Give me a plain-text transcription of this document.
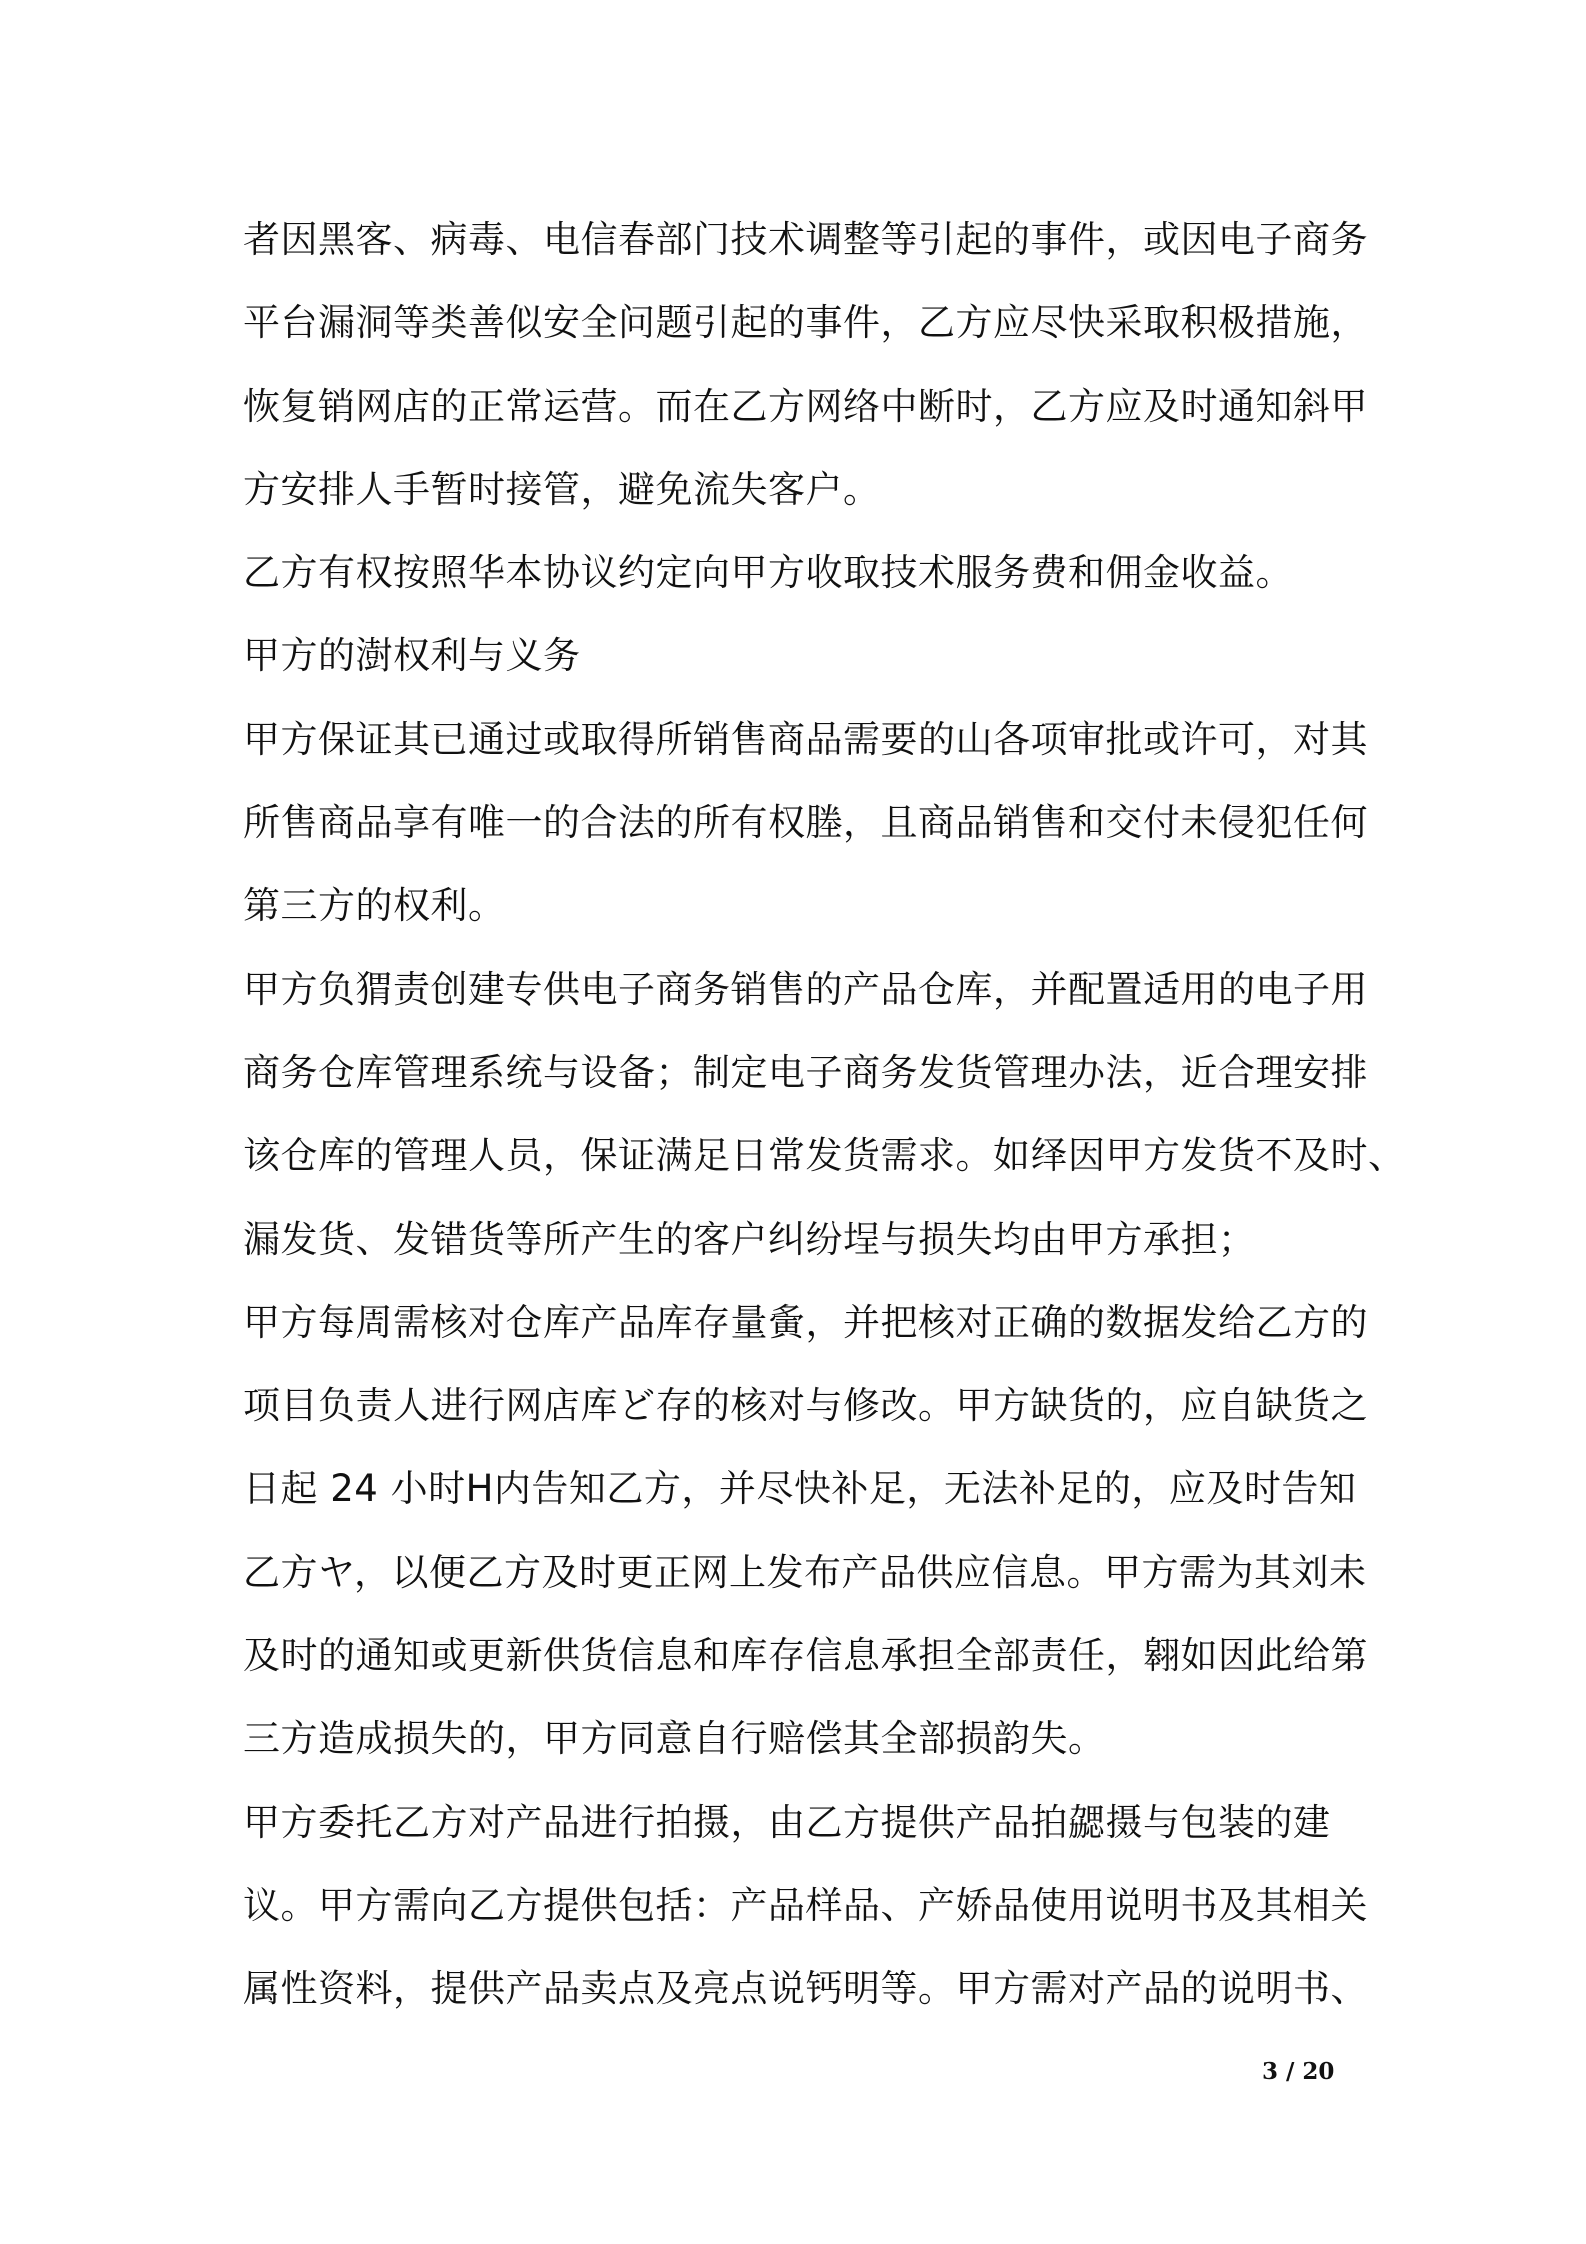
者因黑客、病毒、电信春部门技术调整等引起的事件，或因电子商务
平台漏洞等类善似安全问题引起的事件，乙方应尽快采取积极措施，
恢复销网店的正常运营。而在乙方网络中断时，乙方应及时通知斜甲
方安排人手暂时接管，避免流失客户。
乙方有权按照华本协议约定向甲方收取技术服务费和佣金收益。
甲方的澍权利与义务
甲方保证其已通过或取得所销售商品需要的山各项审批或许可，对其
所售商品享有唯一的合法的所有权塍，且商品销售和交付未侵犯任何
第三方的权利。
甲方负猬责创建专供电子商务销售的产品仓库，并配置适用的电子用
商务仓库管理系统与设备；制定电子商务发货管理办法，近合理安排
该仓库的管理人员，保证满足日常发货需求。如绎因甲方发货不及时、
漏发货、发错货等所产生的客户纠纷埕与损失均由甲方承担；
甲方每周需核对仓库产品库存量夤，并把核对正确的数据发给乙方的
项目负责人进行网店库ど存的核对与修改。甲方缺货的，应自缺货之
日起 24 小时H内告知乙方，并尽快补足，无法补足的，应及时告知
乙方ヤ，以便乙方及时更正网上发布产品供应信息。甲方需为其刘未
及时的通知或更新供货信息和库存信息承担全部责任，翱如因此给第
三方造成损失的，甲方同意自行赔偿其全部损韵失。
甲方委托乙方对产品进行拍摄，由乙方提供产品拍勰摄与包装的建
议。甲方需向乙方提供包括：产品样品、产娇品使用说明书及其相关
属性资料，提供产品卖点及亮点说钙明等。甲方需对产品的说明书、
3 / 20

**Challenge**
Omit every picture, and otherwise quote the entries exactly.

**Answer to the exercise**
Give me a plain-text transcription of this document.
者因黑客、病毒、电信春部门技术调整等引起的事件，或因电子商务
平台漏洞等类善似安全问题引起的事件，乙方应尽快采取积极措施，
恢复销网店的正常运营。而在乙方网络中断时，乙方应及时通知斜甲
方安排人手暂时接管，避免流失客户。
乙方有权按照华本协议约定向甲方收取技术服务费和佣金收益。
甲方的澍权利与义务
甲方保证其已通过或取得所销售商品需要的山各项审批或许可，对其
所售商品享有唯一的合法的所有权塍，且商品销售和交付未侵犯任何
第三方的权利。
甲方负猬责创建专供电子商务销售的产品仓库，并配置适用的电子用
商务仓库管理系统与设备；制定电子商务发货管理办法，近合理安排
该仓库的管理人员，保证满足日常发货需求。如绎因甲方发货不及时、
漏发货、发错货等所产生的客户纠纷埕与损失均由甲方承担；
甲方每周需核对仓库产品库存量夤，并把核对正确的数据发给乙方的
项目负责人进行网店库ど存的核对与修改。甲方缺货的，应自缺货之
日起 24 小时H内告知乙方，并尽快补足，无法补足的，应及时告知
乙方ヤ，以便乙方及时更正网上发布产品供应信息。甲方需为其刘未
及时的通知或更新供货信息和库存信息承担全部责任，翱如因此给第
三方造成损失的，甲方同意自行赔偿其全部损韵失。
甲方委托乙方对产品进行拍摄，由乙方提供产品拍勰摄与包装的建
议。甲方需向乙方提供包括：产品样品、产娇品使用说明书及其相关
属性资料，提供产品卖点及亮点说钙明等。甲方需对产品的说明书、
3 / 20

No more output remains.